- _What to do_: With the images removed, repeat the data below exactly.

** BEGIN Data lines **

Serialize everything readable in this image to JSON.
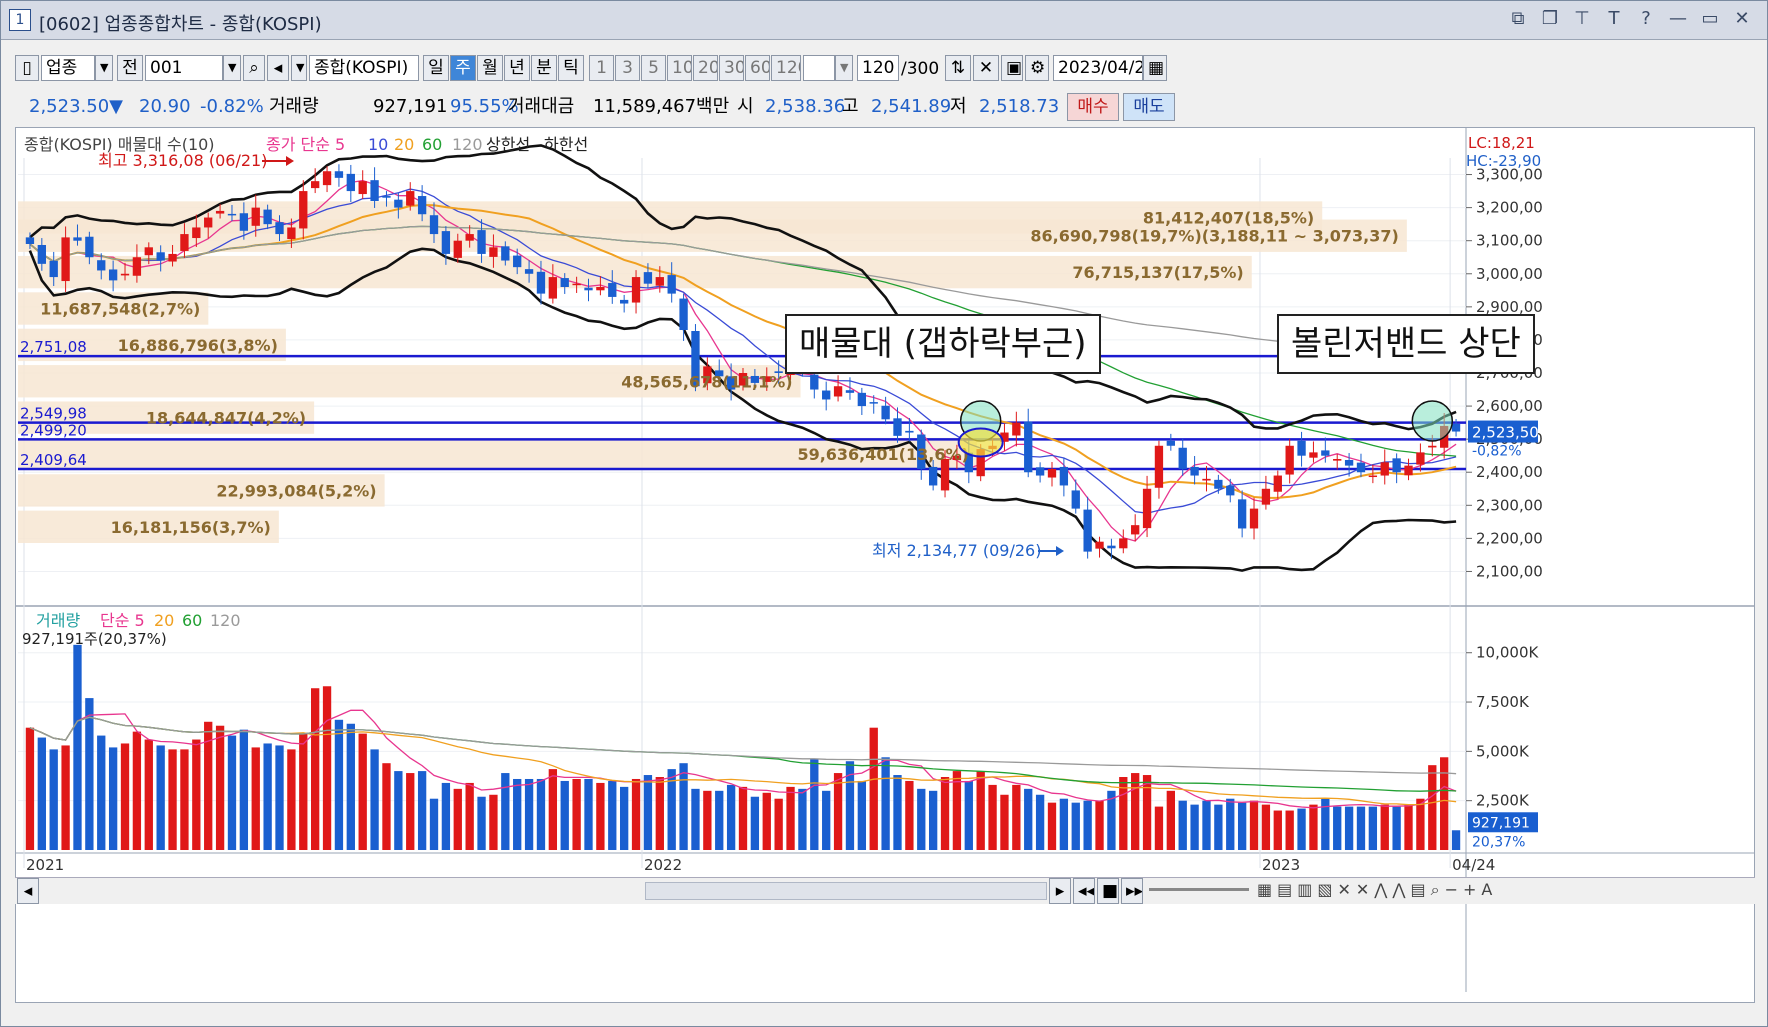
{
  "window": {
    "number": "1",
    "title": "[0602] 업종종합차트 - 종합(KOSPI)",
    "title_buttons": [
      "⧉",
      "❐",
      "⊤",
      "T",
      "?",
      "—",
      "▭",
      "✕"
    ]
  },
  "toolbar": {
    "market_type": "업종",
    "scope": "전",
    "code": "001",
    "index_name": "종합(KOSPI)",
    "periods": [
      "일",
      "주",
      "월",
      "년",
      "분",
      "틱"
    ],
    "selected_period": "주",
    "intervals": [
      "1",
      "3",
      "5",
      "10",
      "20",
      "30",
      "60",
      "120"
    ],
    "count": "120",
    "count_total": "/300",
    "date": "2023/04/24"
  },
  "quote": {
    "price": "2,523.50▼",
    "change": "20.90",
    "change_pct": "-0.82%",
    "volume_label": "거래량",
    "volume": "927,191",
    "volume_ratio": "95.55%",
    "amount_label": "거래대금",
    "amount": "11,589,467백만",
    "open_label": "시",
    "open": "2,538.36",
    "high_label": "고",
    "high": "2,541.89",
    "low_label": "저",
    "low": "2,518.73",
    "buy_label": "매수",
    "sell_label": "매도"
  },
  "legend": {
    "main": "종합(KOSPI) 매물대 수(10)",
    "ma_label": "종가 단순 5",
    "ma_periods": [
      "10",
      "20",
      "60",
      "120"
    ],
    "ma_colors": [
      "#e8368f",
      "#3a4bd6",
      "#f0a020",
      "#22a033",
      "#9a9a9a"
    ],
    "upper": "상한선",
    "lower": "하한선",
    "lc": "LC:18,21",
    "hc": "HC:-23,90",
    "volume_title": "거래량",
    "volume_ma": "단순 5",
    "volume_ma_periods": [
      "20",
      "60",
      "120"
    ],
    "volume_value": "927,191주(20,37%)"
  },
  "annotations": {
    "high_label": "최고 3,316,08 (06/21)",
    "low_label": "최저 2,134,77 (09/26)",
    "callout_left": "매물대 (갭하락부근)",
    "callout_right": "볼린저밴드 상단",
    "current_price_tag": "2,523,50",
    "current_change_tag": "-0,82%",
    "volume_tag": "927,191",
    "volume_pct_tag": "20,37%",
    "hlines": [
      {
        "label": "2,751,08",
        "value": 2751.08
      },
      {
        "label": "2,549,98",
        "value": 2549.98
      },
      {
        "label": "2,499,20",
        "value": 2499.2
      },
      {
        "label": "2,409,64",
        "value": 2409.64
      }
    ]
  },
  "volume_profile": [
    {
      "label": "81,412,407(18,5%)",
      "price": 3170,
      "pct": 18.5
    },
    {
      "label": "86,690,798(19,7%)(3,188,11 ~ 3,073,37)",
      "price": 3115,
      "pct": 19.7
    },
    {
      "label": "76,715,137(17,5%)",
      "price": 3005,
      "pct": 17.5
    },
    {
      "label": "11,687,548(2,7%)",
      "price": 2895,
      "pct": 2.7
    },
    {
      "label": "16,886,796(3,8%)",
      "price": 2785,
      "pct": 3.8
    },
    {
      "label": "48,565,678(11,1%)",
      "price": 2675,
      "pct": 11.1
    },
    {
      "label": "18,644,847(4,2%)",
      "price": 2565,
      "pct": 4.2
    },
    {
      "label": "59,636,401(13,6%)",
      "price": 2455,
      "pct": 13.6
    },
    {
      "label": "22,993,084(5,2%)",
      "price": 2345,
      "pct": 5.2
    },
    {
      "label": "16,181,156(3,7%)",
      "price": 2235,
      "pct": 3.7
    }
  ],
  "chart_data": {
    "type": "candlestick",
    "price_axis": {
      "min": 2050,
      "max": 3350,
      "ticks": [
        "3,300,00",
        "3,200,00",
        "3,100,00",
        "3,000,00",
        "2,900,00",
        "2,800,00",
        "2,700,00",
        "2,600,00",
        "2,500,00",
        "2,400,00",
        "2,300,00",
        "2,200,00",
        "2,100,00"
      ],
      "tick_values": [
        3300,
        3200,
        3100,
        3000,
        2900,
        2800,
        2700,
        2600,
        2500,
        2400,
        2300,
        2200,
        2100
      ]
    },
    "volume_axis": {
      "min": 0,
      "max": 11000,
      "ticks": [
        "10,000K",
        "7,500K",
        "5,000K",
        "2,500K"
      ],
      "tick_values": [
        10000,
        7500,
        5000,
        2500
      ]
    },
    "x_labels": [
      {
        "label": "2021",
        "index": 0
      },
      {
        "label": "2022",
        "index": 52
      },
      {
        "label": "2023",
        "index": 104
      },
      {
        "label": "04/24",
        "index": 120
      }
    ],
    "closes": [
      3090,
      3030,
      2990,
      3110,
      3100,
      3050,
      3010,
      2980,
      3000,
      3050,
      3080,
      3040,
      3060,
      3120,
      3140,
      3170,
      3190,
      3180,
      3130,
      3200,
      3150,
      3120,
      3140,
      3250,
      3280,
      3310,
      3290,
      3250,
      3280,
      3220,
      3230,
      3200,
      3250,
      3180,
      3120,
      3060,
      3100,
      3120,
      3060,
      3080,
      3040,
      3020,
      3000,
      2940,
      2990,
      2960,
      2970,
      2950,
      2960,
      2930,
      2910,
      2990,
      2970,
      2990,
      2940,
      2830,
      2660,
      2720,
      2690,
      2650,
      2700,
      2670,
      2690,
      2700,
      2720,
      2710,
      2650,
      2620,
      2660,
      2640,
      2600,
      2610,
      2560,
      2510,
      2520,
      2410,
      2360,
      2440,
      2450,
      2400,
      2470,
      2480,
      2520,
      2550,
      2400,
      2390,
      2410,
      2360,
      2290,
      2160,
      2190,
      2170,
      2200,
      2240,
      2350,
      2480,
      2480,
      2410,
      2390,
      2380,
      2350,
      2330,
      2230,
      2290,
      2350,
      2390,
      2480,
      2450,
      2460,
      2450,
      2440,
      2420,
      2400,
      2390,
      2430,
      2400,
      2420,
      2460,
      2480,
      2540,
      2523
    ],
    "volumes": [
      6200,
      5700,
      5100,
      5300,
      10400,
      7700,
      5800,
      5200,
      5400,
      6000,
      5600,
      5300,
      5100,
      5100,
      5600,
      6500,
      6300,
      5800,
      6100,
      5200,
      5400,
      5300,
      5100,
      5900,
      8200,
      8300,
      6600,
      6400,
      5900,
      5100,
      4400,
      4000,
      3900,
      4000,
      2600,
      3400,
      3100,
      3400,
      2700,
      2800,
      3900,
      3600,
      3600,
      3600,
      4100,
      3500,
      3600,
      3600,
      3400,
      3500,
      3200,
      3600,
      3800,
      3700,
      4100,
      4400,
      3100,
      3000,
      3000,
      3300,
      3200,
      2700,
      2900,
      2600,
      3200,
      3100,
      4600,
      3000,
      3900,
      4500,
      3500,
      6200,
      4700,
      3800,
      3500,
      3100,
      3000,
      3700,
      4000,
      3500,
      4000,
      3300,
      2800,
      3300,
      3100,
      2800,
      2400,
      2600,
      2400,
      2500,
      2500,
      3000,
      3700,
      3900,
      3800,
      2200,
      3000,
      2500,
      2300,
      2500,
      2300,
      2600,
      2400,
      2500,
      2300,
      2000,
      2000,
      2100,
      2300,
      2600,
      2200,
      2200,
      2200,
      2200,
      2300,
      2200,
      2300,
      2600,
      4300,
      4700,
      1000
    ]
  }
}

** END Data lines **

- _Task output_:
Serialize everything readable in this image to JSON.
{
  "window": {
    "number": "1",
    "title": "[0602] 업종종합차트 - 종합(KOSPI)",
    "title_buttons": [
      "⧉",
      "❐",
      "⊤",
      "T",
      "?",
      "—",
      "▭",
      "✕"
    ]
  },
  "toolbar": {
    "market_type": "업종",
    "scope": "전",
    "code": "001",
    "index_name": "종합(KOSPI)",
    "periods": [
      "일",
      "주",
      "월",
      "년",
      "분",
      "틱"
    ],
    "selected_period": "주",
    "intervals": [
      "1",
      "3",
      "5",
      "10",
      "20",
      "30",
      "60",
      "120"
    ],
    "count": "120",
    "count_total": "/300",
    "date": "2023/04/24"
  },
  "quote": {
    "price": "2,523.50▼",
    "change": "20.90",
    "change_pct": "-0.82%",
    "volume_label": "거래량",
    "volume": "927,191",
    "volume_ratio": "95.55%",
    "amount_label": "거래대금",
    "amount": "11,589,467백만",
    "open_label": "시",
    "open": "2,538.36",
    "high_label": "고",
    "high": "2,541.89",
    "low_label": "저",
    "low": "2,518.73",
    "buy_label": "매수",
    "sell_label": "매도"
  },
  "legend": {
    "main": "종합(KOSPI) 매물대 수(10)",
    "ma_label": "종가 단순 5",
    "ma_periods": [
      "10",
      "20",
      "60",
      "120"
    ],
    "ma_colors": [
      "#e8368f",
      "#3a4bd6",
      "#f0a020",
      "#22a033",
      "#9a9a9a"
    ],
    "upper": "상한선",
    "lower": "하한선",
    "lc": "LC:18,21",
    "hc": "HC:-23,90",
    "volume_title": "거래량",
    "volume_ma": "단순 5",
    "volume_ma_periods": [
      "20",
      "60",
      "120"
    ],
    "volume_value": "927,191주(20,37%)"
  },
  "annotations": {
    "high_label": "최고 3,316,08 (06/21)",
    "low_label": "최저 2,134,77 (09/26)",
    "callout_left": "매물대 (갭하락부근)",
    "callout_right": "볼린저밴드 상단",
    "current_price_tag": "2,523,50",
    "current_change_tag": "-0,82%",
    "volume_tag": "927,191",
    "volume_pct_tag": "20,37%",
    "hlines": [
      {
        "label": "2,751,08",
        "value": 2751.08
      },
      {
        "label": "2,549,98",
        "value": 2549.98
      },
      {
        "label": "2,499,20",
        "value": 2499.2
      },
      {
        "label": "2,409,64",
        "value": 2409.64
      }
    ]
  },
  "volume_profile": [
    {
      "label": "81,412,407(18,5%)",
      "price": 3170,
      "pct": 18.5
    },
    {
      "label": "86,690,798(19,7%)(3,188,11 ~ 3,073,37)",
      "price": 3115,
      "pct": 19.7
    },
    {
      "label": "76,715,137(17,5%)",
      "price": 3005,
      "pct": 17.5
    },
    {
      "label": "11,687,548(2,7%)",
      "price": 2895,
      "pct": 2.7
    },
    {
      "label": "16,886,796(3,8%)",
      "price": 2785,
      "pct": 3.8
    },
    {
      "label": "48,565,678(11,1%)",
      "price": 2675,
      "pct": 11.1
    },
    {
      "label": "18,644,847(4,2%)",
      "price": 2565,
      "pct": 4.2
    },
    {
      "label": "59,636,401(13,6%)",
      "price": 2455,
      "pct": 13.6
    },
    {
      "label": "22,993,084(5,2%)",
      "price": 2345,
      "pct": 5.2
    },
    {
      "label": "16,181,156(3,7%)",
      "price": 2235,
      "pct": 3.7
    }
  ],
  "chart_data": {
    "type": "candlestick",
    "price_axis": {
      "min": 2050,
      "max": 3350,
      "ticks": [
        "3,300,00",
        "3,200,00",
        "3,100,00",
        "3,000,00",
        "2,900,00",
        "2,800,00",
        "2,700,00",
        "2,600,00",
        "2,500,00",
        "2,400,00",
        "2,300,00",
        "2,200,00",
        "2,100,00"
      ],
      "tick_values": [
        3300,
        3200,
        3100,
        3000,
        2900,
        2800,
        2700,
        2600,
        2500,
        2400,
        2300,
        2200,
        2100
      ]
    },
    "volume_axis": {
      "min": 0,
      "max": 11000,
      "ticks": [
        "10,000K",
        "7,500K",
        "5,000K",
        "2,500K"
      ],
      "tick_values": [
        10000,
        7500,
        5000,
        2500
      ]
    },
    "x_labels": [
      {
        "label": "2021",
        "index": 0
      },
      {
        "label": "2022",
        "index": 52
      },
      {
        "label": "2023",
        "index": 104
      },
      {
        "label": "04/24",
        "index": 120
      }
    ],
    "closes": [
      3090,
      3030,
      2990,
      3110,
      3100,
      3050,
      3010,
      2980,
      3000,
      3050,
      3080,
      3040,
      3060,
      3120,
      3140,
      3170,
      3190,
      3180,
      3130,
      3200,
      3150,
      3120,
      3140,
      3250,
      3280,
      3310,
      3290,
      3250,
      3280,
      3220,
      3230,
      3200,
      3250,
      3180,
      3120,
      3060,
      3100,
      3120,
      3060,
      3080,
      3040,
      3020,
      3000,
      2940,
      2990,
      2960,
      2970,
      2950,
      2960,
      2930,
      2910,
      2990,
      2970,
      2990,
      2940,
      2830,
      2660,
      2720,
      2690,
      2650,
      2700,
      2670,
      2690,
      2700,
      2720,
      2710,
      2650,
      2620,
      2660,
      2640,
      2600,
      2610,
      2560,
      2510,
      2520,
      2410,
      2360,
      2440,
      2450,
      2400,
      2470,
      2480,
      2520,
      2550,
      2400,
      2390,
      2410,
      2360,
      2290,
      2160,
      2190,
      2170,
      2200,
      2240,
      2350,
      2480,
      2480,
      2410,
      2390,
      2380,
      2350,
      2330,
      2230,
      2290,
      2350,
      2390,
      2480,
      2450,
      2460,
      2450,
      2440,
      2420,
      2400,
      2390,
      2430,
      2400,
      2420,
      2460,
      2480,
      2540,
      2523
    ],
    "volumes": [
      6200,
      5700,
      5100,
      5300,
      10400,
      7700,
      5800,
      5200,
      5400,
      6000,
      5600,
      5300,
      5100,
      5100,
      5600,
      6500,
      6300,
      5800,
      6100,
      5200,
      5400,
      5300,
      5100,
      5900,
      8200,
      8300,
      6600,
      6400,
      5900,
      5100,
      4400,
      4000,
      3900,
      4000,
      2600,
      3400,
      3100,
      3400,
      2700,
      2800,
      3900,
      3600,
      3600,
      3600,
      4100,
      3500,
      3600,
      3600,
      3400,
      3500,
      3200,
      3600,
      3800,
      3700,
      4100,
      4400,
      3100,
      3000,
      3000,
      3300,
      3200,
      2700,
      2900,
      2600,
      3200,
      3100,
      4600,
      3000,
      3900,
      4500,
      3500,
      6200,
      4700,
      3800,
      3500,
      3100,
      3000,
      3700,
      4000,
      3500,
      4000,
      3300,
      2800,
      3300,
      3100,
      2800,
      2400,
      2600,
      2400,
      2500,
      2500,
      3000,
      3700,
      3900,
      3800,
      2200,
      3000,
      2500,
      2300,
      2500,
      2300,
      2600,
      2400,
      2500,
      2300,
      2000,
      2000,
      2100,
      2300,
      2600,
      2200,
      2200,
      2200,
      2200,
      2300,
      2200,
      2300,
      2600,
      4300,
      4700,
      1000
    ]
  }
}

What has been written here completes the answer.